====== Provided records

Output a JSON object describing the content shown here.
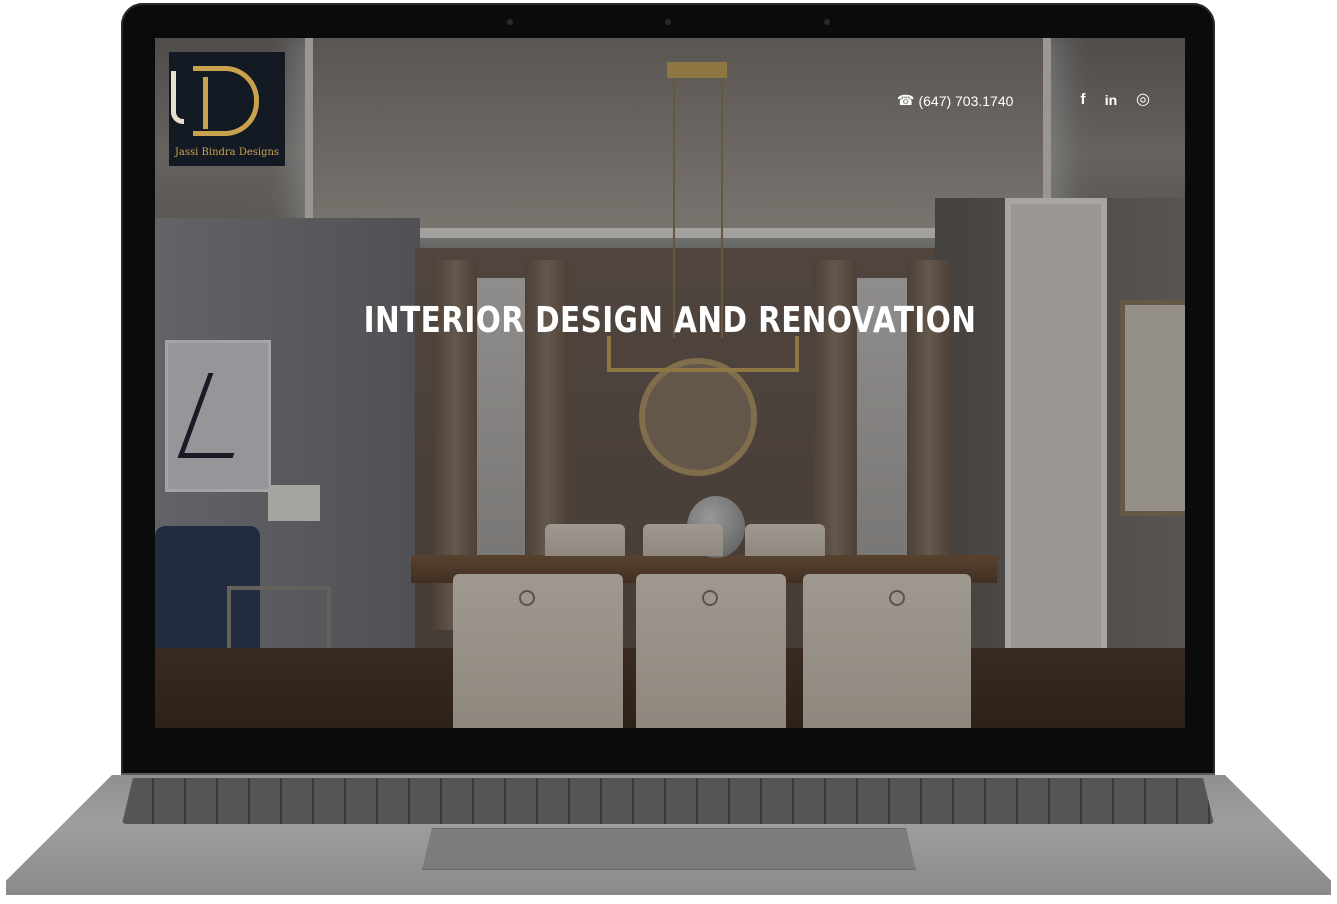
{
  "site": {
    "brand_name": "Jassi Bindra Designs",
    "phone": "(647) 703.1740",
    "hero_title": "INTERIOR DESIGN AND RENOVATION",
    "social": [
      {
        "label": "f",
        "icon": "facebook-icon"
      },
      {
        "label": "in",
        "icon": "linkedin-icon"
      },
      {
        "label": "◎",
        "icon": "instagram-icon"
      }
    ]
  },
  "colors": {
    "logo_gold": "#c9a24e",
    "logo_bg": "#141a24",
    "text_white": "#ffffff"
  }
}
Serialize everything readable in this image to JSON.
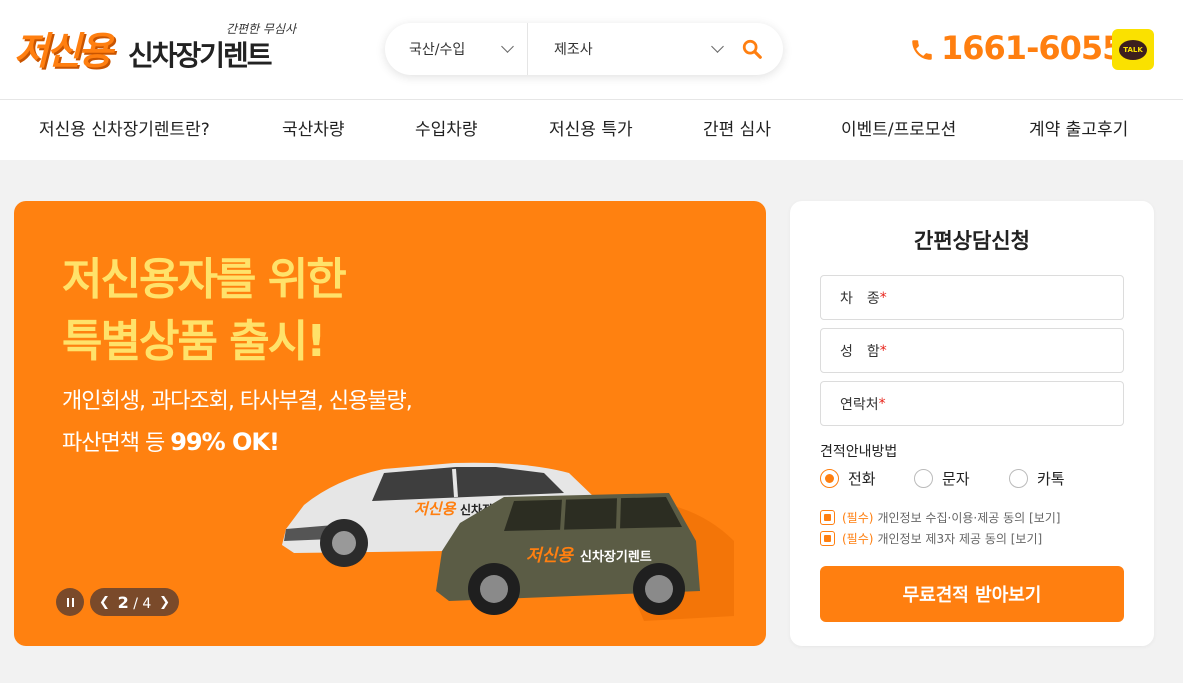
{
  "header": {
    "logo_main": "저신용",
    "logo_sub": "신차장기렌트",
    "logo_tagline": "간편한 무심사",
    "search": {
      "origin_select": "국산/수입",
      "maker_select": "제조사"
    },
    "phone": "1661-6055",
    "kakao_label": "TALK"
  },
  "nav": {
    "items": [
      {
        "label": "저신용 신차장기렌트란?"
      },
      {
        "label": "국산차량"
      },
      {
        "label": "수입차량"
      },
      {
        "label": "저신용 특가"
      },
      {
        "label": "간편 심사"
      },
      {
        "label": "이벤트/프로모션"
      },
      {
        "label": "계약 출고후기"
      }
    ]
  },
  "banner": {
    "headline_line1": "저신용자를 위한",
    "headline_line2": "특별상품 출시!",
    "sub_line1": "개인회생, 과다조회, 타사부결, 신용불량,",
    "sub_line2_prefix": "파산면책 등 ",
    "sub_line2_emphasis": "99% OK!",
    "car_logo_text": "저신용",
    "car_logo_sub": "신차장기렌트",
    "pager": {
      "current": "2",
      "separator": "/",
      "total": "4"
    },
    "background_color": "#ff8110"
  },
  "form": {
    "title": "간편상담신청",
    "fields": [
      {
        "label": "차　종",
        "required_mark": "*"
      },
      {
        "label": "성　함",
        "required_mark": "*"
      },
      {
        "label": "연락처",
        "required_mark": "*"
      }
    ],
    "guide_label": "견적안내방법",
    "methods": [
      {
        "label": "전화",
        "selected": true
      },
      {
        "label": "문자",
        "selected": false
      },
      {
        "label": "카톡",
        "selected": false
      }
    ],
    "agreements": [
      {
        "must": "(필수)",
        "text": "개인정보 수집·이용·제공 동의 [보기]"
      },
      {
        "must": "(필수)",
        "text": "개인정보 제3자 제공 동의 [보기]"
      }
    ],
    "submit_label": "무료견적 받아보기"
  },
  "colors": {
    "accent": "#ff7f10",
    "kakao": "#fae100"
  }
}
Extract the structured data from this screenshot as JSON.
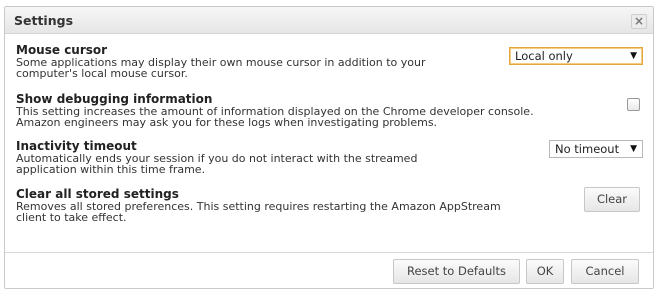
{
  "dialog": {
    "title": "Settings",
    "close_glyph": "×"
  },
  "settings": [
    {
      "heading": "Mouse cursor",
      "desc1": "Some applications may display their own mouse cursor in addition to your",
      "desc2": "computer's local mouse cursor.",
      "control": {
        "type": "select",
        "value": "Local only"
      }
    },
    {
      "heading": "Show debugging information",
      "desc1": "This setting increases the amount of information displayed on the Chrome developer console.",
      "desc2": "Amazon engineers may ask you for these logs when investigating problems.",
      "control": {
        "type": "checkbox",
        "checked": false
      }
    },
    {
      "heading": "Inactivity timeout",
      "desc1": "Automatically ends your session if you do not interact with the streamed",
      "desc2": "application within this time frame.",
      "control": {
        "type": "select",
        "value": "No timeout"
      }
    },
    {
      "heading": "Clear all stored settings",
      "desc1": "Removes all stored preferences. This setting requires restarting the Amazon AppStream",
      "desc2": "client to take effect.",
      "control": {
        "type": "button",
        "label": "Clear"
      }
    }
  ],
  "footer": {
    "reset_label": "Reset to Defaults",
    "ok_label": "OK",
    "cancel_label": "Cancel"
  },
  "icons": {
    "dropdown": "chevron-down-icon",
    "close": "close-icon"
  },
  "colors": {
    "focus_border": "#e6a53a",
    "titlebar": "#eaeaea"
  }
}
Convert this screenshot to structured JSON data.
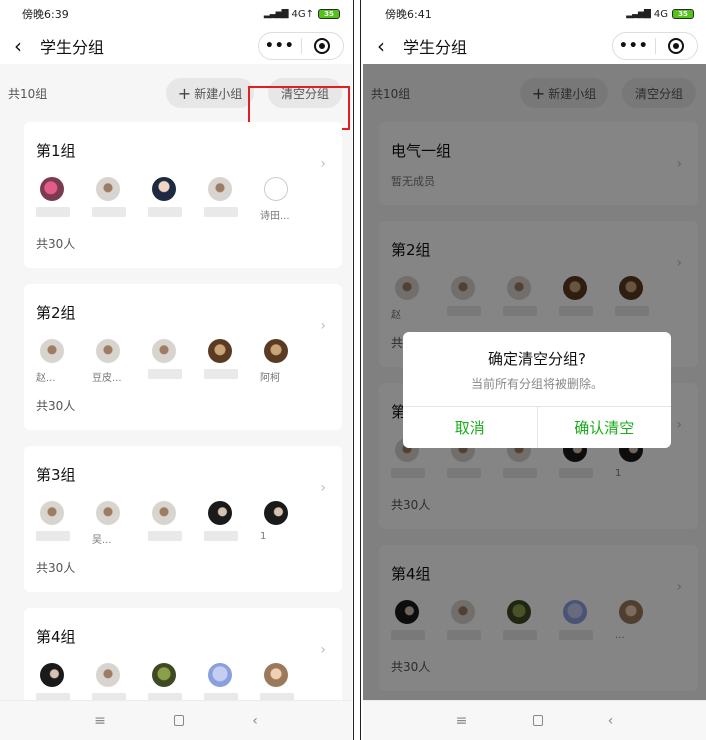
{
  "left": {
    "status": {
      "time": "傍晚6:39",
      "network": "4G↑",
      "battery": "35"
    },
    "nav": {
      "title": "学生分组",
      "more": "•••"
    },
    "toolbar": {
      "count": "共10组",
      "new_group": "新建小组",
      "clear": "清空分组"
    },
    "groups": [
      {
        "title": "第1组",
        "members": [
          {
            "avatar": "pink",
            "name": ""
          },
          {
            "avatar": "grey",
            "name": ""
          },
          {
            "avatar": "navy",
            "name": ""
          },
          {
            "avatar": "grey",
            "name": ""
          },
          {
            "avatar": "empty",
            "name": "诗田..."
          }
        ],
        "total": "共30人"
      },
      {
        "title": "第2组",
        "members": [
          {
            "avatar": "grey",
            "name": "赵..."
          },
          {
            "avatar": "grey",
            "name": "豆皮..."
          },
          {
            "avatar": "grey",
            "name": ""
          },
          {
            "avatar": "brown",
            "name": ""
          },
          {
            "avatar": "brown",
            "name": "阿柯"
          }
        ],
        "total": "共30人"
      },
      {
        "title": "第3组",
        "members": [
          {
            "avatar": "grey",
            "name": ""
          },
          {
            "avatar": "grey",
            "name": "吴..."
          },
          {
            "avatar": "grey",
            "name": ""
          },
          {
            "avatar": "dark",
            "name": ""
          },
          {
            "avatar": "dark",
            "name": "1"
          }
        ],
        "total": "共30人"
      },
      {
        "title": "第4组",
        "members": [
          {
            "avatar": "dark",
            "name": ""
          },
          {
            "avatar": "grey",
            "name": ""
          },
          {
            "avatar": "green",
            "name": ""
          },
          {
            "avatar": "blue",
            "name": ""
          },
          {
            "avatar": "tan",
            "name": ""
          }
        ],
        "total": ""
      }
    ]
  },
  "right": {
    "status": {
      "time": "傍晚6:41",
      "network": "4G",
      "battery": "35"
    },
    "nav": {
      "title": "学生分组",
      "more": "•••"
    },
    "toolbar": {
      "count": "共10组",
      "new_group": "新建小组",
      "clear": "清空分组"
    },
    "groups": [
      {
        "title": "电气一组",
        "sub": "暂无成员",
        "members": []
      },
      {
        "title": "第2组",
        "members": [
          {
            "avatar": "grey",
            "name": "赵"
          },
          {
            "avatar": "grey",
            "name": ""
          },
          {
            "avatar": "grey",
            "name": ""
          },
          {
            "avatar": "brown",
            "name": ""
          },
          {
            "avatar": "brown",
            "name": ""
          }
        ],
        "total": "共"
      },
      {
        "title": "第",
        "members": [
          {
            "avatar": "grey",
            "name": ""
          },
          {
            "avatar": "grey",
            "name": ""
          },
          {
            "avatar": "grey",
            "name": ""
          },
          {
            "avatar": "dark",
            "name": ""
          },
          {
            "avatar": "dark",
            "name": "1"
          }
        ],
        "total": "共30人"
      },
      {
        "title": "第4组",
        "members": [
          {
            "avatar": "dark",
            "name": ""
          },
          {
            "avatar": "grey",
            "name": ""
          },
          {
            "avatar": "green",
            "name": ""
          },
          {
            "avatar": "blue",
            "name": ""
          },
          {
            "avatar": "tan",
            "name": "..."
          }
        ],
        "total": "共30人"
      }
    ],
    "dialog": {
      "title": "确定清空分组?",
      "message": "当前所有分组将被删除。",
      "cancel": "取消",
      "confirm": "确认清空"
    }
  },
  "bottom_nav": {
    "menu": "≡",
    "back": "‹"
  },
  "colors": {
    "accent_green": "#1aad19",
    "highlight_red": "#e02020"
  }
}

============

• **Written instruction**
Repeat the data exactly, without the pictures.

• **Written response**
Output a JSON object describing the content shown here.
{
  "site": {
    "brand_name": "Jassi Bindra Designs",
    "phone": "(647) 703.1740",
    "hero_title": "INTERIOR DESIGN AND RENOVATION",
    "social": [
      {
        "label": "f",
        "icon": "facebook-icon"
      },
      {
        "label": "in",
        "icon": "linkedin-icon"
      },
      {
        "label": "◎",
        "icon": "instagram-icon"
      }
    ]
  },
  "colors": {
    "logo_gold": "#c9a24e",
    "logo_bg": "#141a24",
    "text_white": "#ffffff"
  }
}
Serialize everything readable in this image to JSON.
{
  "header": {
    "logo_main": "저신용",
    "logo_sub": "신차장기렌트",
    "logo_tagline": "간편한 무심사",
    "search": {
      "origin_select": "국산/수입",
      "maker_select": "제조사"
    },
    "phone": "1661-6055",
    "kakao_label": "TALK"
  },
  "nav": {
    "items": [
      {
        "label": "저신용 신차장기렌트란?"
      },
      {
        "label": "국산차량"
      },
      {
        "label": "수입차량"
      },
      {
        "label": "저신용 특가"
      },
      {
        "label": "간편 심사"
      },
      {
        "label": "이벤트/프로모션"
      },
      {
        "label": "계약 출고후기"
      }
    ]
  },
  "banner": {
    "headline_line1": "저신용자를 위한",
    "headline_line2": "특별상품 출시!",
    "sub_line1": "개인회생, 과다조회, 타사부결, 신용불량,",
    "sub_line2_prefix": "파산면책 등 ",
    "sub_line2_emphasis": "99% OK!",
    "car_logo_text": "저신용",
    "car_logo_sub": "신차장기렌트",
    "pager": {
      "current": "2",
      "separator": "/",
      "total": "4"
    },
    "background_color": "#ff8110"
  },
  "form": {
    "title": "간편상담신청",
    "fields": [
      {
        "label": "차　종",
        "required_mark": "*"
      },
      {
        "label": "성　함",
        "required_mark": "*"
      },
      {
        "label": "연락처",
        "required_mark": "*"
      }
    ],
    "guide_label": "견적안내방법",
    "methods": [
      {
        "label": "전화",
        "selected": true
      },
      {
        "label": "문자",
        "selected": false
      },
      {
        "label": "카톡",
        "selected": false
      }
    ],
    "agreements": [
      {
        "must": "(필수)",
        "text": "개인정보 수집·이용·제공 동의 [보기]"
      },
      {
        "must": "(필수)",
        "text": "개인정보 제3자 제공 동의 [보기]"
      }
    ],
    "submit_label": "무료견적 받아보기"
  },
  "colors": {
    "accent": "#ff7f10",
    "kakao": "#fae100"
  }
}
Extract the structured data from this screenshot as JSON.
{
  "dialog": {
    "title": "Settings",
    "close_glyph": "×"
  },
  "settings": [
    {
      "heading": "Mouse cursor",
      "desc1": "Some applications may display their own mouse cursor in addition to your",
      "desc2": "computer's local mouse cursor.",
      "control": {
        "type": "select",
        "value": "Local only"
      }
    },
    {
      "heading": "Show debugging information",
      "desc1": "This setting increases the amount of information displayed on the Chrome developer console.",
      "desc2": "Amazon engineers may ask you for these logs when investigating problems.",
      "control": {
        "type": "checkbox",
        "checked": false
      }
    },
    {
      "heading": "Inactivity timeout",
      "desc1": "Automatically ends your session if you do not interact with the streamed",
      "desc2": "application within this time frame.",
      "control": {
        "type": "select",
        "value": "No timeout"
      }
    },
    {
      "heading": "Clear all stored settings",
      "desc1": "Removes all stored preferences. This setting requires restarting the Amazon AppStream",
      "desc2": "client to take effect.",
      "control": {
        "type": "button",
        "label": "Clear"
      }
    }
  ],
  "footer": {
    "reset_label": "Reset to Defaults",
    "ok_label": "OK",
    "cancel_label": "Cancel"
  },
  "icons": {
    "dropdown": "chevron-down-icon",
    "close": "close-icon"
  },
  "colors": {
    "focus_border": "#e6a53a",
    "titlebar": "#eaeaea"
  }
}
Convert this screenshot to structured JSON data.
{
  "left": {
    "status": {
      "time": "傍晚6:39",
      "network": "4G↑",
      "battery": "35"
    },
    "nav": {
      "title": "学生分组",
      "more": "•••"
    },
    "toolbar": {
      "count": "共10组",
      "new_group": "新建小组",
      "clear": "清空分组"
    },
    "groups": [
      {
        "title": "第1组",
        "members": [
          {
            "avatar": "pink",
            "name": ""
          },
          {
            "avatar": "grey",
            "name": ""
          },
          {
            "avatar": "navy",
            "name": ""
          },
          {
            "avatar": "grey",
            "name": ""
          },
          {
            "avatar": "empty",
            "name": "诗田..."
          }
        ],
        "total": "共30人"
      },
      {
        "title": "第2组",
        "members": [
          {
            "avatar": "grey",
            "name": "赵..."
          },
          {
            "avatar": "grey",
            "name": "豆皮..."
          },
          {
            "avatar": "grey",
            "name": ""
          },
          {
            "avatar": "brown",
            "name": ""
          },
          {
            "avatar": "brown",
            "name": "阿柯"
          }
        ],
        "total": "共30人"
      },
      {
        "title": "第3组",
        "members": [
          {
            "avatar": "grey",
            "name": ""
          },
          {
            "avatar": "grey",
            "name": "吴..."
          },
          {
            "avatar": "grey",
            "name": ""
          },
          {
            "avatar": "dark",
            "name": ""
          },
          {
            "avatar": "dark",
            "name": "1"
          }
        ],
        "total": "共30人"
      },
      {
        "title": "第4组",
        "members": [
          {
            "avatar": "dark",
            "name": ""
          },
          {
            "avatar": "grey",
            "name": ""
          },
          {
            "avatar": "green",
            "name": ""
          },
          {
            "avatar": "blue",
            "name": ""
          },
          {
            "avatar": "tan",
            "name": ""
          }
        ],
        "total": ""
      }
    ]
  },
  "right": {
    "status": {
      "time": "傍晚6:41",
      "network": "4G",
      "battery": "35"
    },
    "nav": {
      "title": "学生分组",
      "more": "•••"
    },
    "toolbar": {
      "count": "共10组",
      "new_group": "新建小组",
      "clear": "清空分组"
    },
    "groups": [
      {
        "title": "电气一组",
        "sub": "暂无成员",
        "members": []
      },
      {
        "title": "第2组",
        "members": [
          {
            "avatar": "grey",
            "name": "赵"
          },
          {
            "avatar": "grey",
            "name": ""
          },
          {
            "avatar": "grey",
            "name": ""
          },
          {
            "avatar": "brown",
            "name": ""
          },
          {
            "avatar": "brown",
            "name": ""
          }
        ],
        "total": "共"
      },
      {
        "title": "第",
        "members": [
          {
            "avatar": "grey",
            "name": ""
          },
          {
            "avatar": "grey",
            "name": ""
          },
          {
            "avatar": "grey",
            "name": ""
          },
          {
            "avatar": "dark",
            "name": ""
          },
          {
            "avatar": "dark",
            "name": "1"
          }
        ],
        "total": "共30人"
      },
      {
        "title": "第4组",
        "members": [
          {
            "avatar": "dark",
            "name": ""
          },
          {
            "avatar": "grey",
            "name": ""
          },
          {
            "avatar": "green",
            "name": ""
          },
          {
            "avatar": "blue",
            "name": ""
          },
          {
            "avatar": "tan",
            "name": "..."
          }
        ],
        "total": "共30人"
      }
    ],
    "dialog": {
      "title": "确定清空分组?",
      "message": "当前所有分组将被删除。",
      "cancel": "取消",
      "confirm": "确认清空"
    }
  },
  "bottom_nav": {
    "menu": "≡",
    "back": "‹"
  },
  "colors": {
    "accent_green": "#1aad19",
    "highlight_red": "#e02020"
  }
}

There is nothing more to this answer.